EXERCISE AIM :: Copy the lines below verbatim, with every character unchanged.

TASK INPUTS ::
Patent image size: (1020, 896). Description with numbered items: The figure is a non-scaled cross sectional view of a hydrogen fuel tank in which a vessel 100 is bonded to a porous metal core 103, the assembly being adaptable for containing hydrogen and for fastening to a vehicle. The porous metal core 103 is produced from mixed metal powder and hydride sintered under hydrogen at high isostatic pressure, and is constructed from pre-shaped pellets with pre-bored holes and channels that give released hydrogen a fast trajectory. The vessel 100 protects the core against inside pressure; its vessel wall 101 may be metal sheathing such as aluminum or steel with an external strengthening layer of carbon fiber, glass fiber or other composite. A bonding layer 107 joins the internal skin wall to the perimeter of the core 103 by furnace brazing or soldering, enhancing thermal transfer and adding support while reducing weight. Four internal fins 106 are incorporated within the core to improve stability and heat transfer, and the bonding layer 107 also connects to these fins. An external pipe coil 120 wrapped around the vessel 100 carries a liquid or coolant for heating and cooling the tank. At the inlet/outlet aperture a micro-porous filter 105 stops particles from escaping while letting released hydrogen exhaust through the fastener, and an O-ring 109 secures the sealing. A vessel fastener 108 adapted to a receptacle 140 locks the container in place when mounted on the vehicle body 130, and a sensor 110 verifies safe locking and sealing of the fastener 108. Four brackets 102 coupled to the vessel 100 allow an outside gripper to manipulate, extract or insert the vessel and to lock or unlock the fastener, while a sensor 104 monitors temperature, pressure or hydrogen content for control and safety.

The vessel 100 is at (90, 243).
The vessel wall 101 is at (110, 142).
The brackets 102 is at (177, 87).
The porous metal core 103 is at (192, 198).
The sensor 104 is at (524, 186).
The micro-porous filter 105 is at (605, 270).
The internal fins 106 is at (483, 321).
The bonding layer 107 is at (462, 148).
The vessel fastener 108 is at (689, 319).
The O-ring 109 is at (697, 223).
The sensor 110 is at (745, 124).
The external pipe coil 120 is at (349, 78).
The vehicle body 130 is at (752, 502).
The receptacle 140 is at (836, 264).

EXPECTED ANSWER ::
Patent image size: (1020, 896). Description with numbered items: The figure is a non-scaled cross sectional view of a hydrogen fuel tank in which a vessel 100 is bonded to a porous metal core 103, the assembly being adaptable for containing hydrogen and for fastening to a vehicle. The porous metal core 103 is produced from mixed metal powder and hydride sintered under hydrogen at high isostatic pressure, and is constructed from pre-shaped pellets with pre-bored holes and channels that give released hydrogen a fast trajectory. The vessel 100 protects the core against inside pressure; its vessel wall 101 may be metal sheathing such as aluminum or steel with an external strengthening layer of carbon fiber, glass fiber or other composite. A bonding layer 107 joins the internal skin wall to the perimeter of the core 103 by furnace brazing or soldering, enhancing thermal transfer and adding support while reducing weight. Four internal fins 106 are incorporated within the core to improve stability and heat transfer, and the bonding layer 107 also connects to these fins. An external pipe coil 120 wrapped around the vessel 100 carries a liquid or coolant for heating and cooling the tank. At the inlet/outlet aperture a micro-porous filter 105 stops particles from escaping while letting released hydrogen exhaust through the fastener, and an O-ring 109 secures the sealing. A vessel fastener 108 adapted to a receptacle 140 locks the container in place when mounted on the vehicle body 130, and a sensor 110 verifies safe locking and sealing of the fastener 108. Four brackets 102 coupled to the vessel 100 allow an outside gripper to manipulate, extract or insert the vessel and to lock or unlock the fastener, while a sensor 104 monitors temperature, pressure or hydrogen content for control and safety.

The vessel 100 is at (90, 243).
The vessel wall 101 is at (110, 142).
The brackets 102 is at (177, 87).
The porous metal core 103 is at (192, 198).
The sensor 104 is at (524, 186).
The micro-porous filter 105 is at (605, 270).
The internal fins 106 is at (483, 321).
The bonding layer 107 is at (462, 148).
The vessel fastener 108 is at (689, 319).
The O-ring 109 is at (697, 223).
The sensor 110 is at (745, 124).
The external pipe coil 120 is at (349, 78).
The vehicle body 130 is at (752, 502).
The receptacle 140 is at (836, 264).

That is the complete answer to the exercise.